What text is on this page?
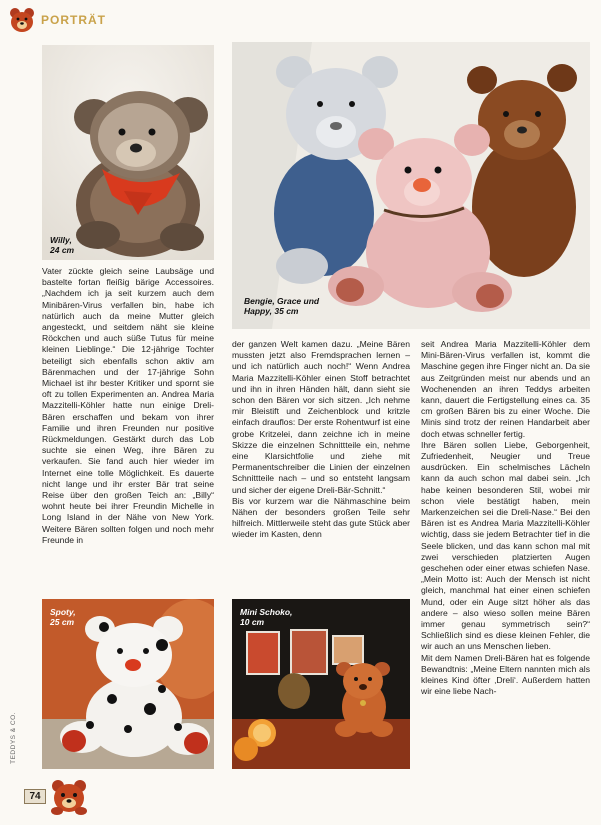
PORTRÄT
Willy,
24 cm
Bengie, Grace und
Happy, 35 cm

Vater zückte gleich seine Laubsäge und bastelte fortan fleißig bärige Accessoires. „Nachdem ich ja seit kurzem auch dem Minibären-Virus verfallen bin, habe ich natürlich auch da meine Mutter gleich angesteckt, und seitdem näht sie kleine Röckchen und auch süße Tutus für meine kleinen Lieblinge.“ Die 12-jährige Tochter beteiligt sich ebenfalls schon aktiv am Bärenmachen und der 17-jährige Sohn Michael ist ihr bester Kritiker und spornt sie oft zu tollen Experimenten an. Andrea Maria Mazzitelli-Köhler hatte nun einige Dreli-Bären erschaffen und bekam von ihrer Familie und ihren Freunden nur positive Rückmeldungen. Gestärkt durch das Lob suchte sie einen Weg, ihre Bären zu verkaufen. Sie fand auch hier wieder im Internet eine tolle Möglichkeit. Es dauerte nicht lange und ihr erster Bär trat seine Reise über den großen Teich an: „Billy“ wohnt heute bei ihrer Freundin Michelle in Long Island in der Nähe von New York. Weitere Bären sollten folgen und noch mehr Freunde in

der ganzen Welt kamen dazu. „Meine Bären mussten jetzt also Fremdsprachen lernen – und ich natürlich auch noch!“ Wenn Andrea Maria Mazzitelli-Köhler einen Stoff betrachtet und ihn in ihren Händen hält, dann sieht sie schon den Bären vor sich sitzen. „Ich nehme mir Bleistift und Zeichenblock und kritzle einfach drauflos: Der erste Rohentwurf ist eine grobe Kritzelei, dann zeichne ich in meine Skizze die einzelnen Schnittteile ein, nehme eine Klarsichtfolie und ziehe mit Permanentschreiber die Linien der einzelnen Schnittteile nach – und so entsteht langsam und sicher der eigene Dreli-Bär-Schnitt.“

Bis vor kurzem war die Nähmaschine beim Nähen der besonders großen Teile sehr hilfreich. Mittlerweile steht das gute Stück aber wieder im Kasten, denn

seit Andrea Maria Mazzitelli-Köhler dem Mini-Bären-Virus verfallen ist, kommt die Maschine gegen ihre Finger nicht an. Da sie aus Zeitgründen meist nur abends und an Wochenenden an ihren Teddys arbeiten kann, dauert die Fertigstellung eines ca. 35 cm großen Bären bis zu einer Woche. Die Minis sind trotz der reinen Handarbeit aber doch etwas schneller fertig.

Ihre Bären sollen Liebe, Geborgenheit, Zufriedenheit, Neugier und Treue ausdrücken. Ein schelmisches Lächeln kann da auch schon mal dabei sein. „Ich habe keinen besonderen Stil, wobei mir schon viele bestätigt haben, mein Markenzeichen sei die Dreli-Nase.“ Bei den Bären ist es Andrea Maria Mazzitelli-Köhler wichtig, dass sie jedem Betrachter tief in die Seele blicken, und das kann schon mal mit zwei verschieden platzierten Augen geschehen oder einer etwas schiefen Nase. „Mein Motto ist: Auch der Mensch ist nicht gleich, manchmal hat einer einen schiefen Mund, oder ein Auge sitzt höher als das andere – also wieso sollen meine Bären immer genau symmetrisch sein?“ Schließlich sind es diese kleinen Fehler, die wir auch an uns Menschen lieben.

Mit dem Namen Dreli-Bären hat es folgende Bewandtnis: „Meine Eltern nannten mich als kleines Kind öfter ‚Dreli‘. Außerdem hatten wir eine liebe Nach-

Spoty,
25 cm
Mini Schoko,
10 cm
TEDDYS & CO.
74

▶ _Task item_
Report each line above that includes the string "aber".

▶ _Answer box_
Bis vor kurzem war die Nähmaschine beim Nähen der besonders großen Teile sehr hilfreich. Mittlerweile steht das gute Stück aber wieder im Kasten, denn
seit Andrea Maria Mazzitelli-Köhler dem Mini-Bären-Virus verfallen ist, kommt die Maschine gegen ihre Finger nicht an. Da sie aus Zeitgründen meist nur abends und an Wochenenden an ihren Teddys arbeiten kann, dauert die Fertigstellung eines ca. 35 cm großen Bären bis zu einer Woche. Die Minis sind trotz der reinen Handarbeit aber doch etwas schneller fertig.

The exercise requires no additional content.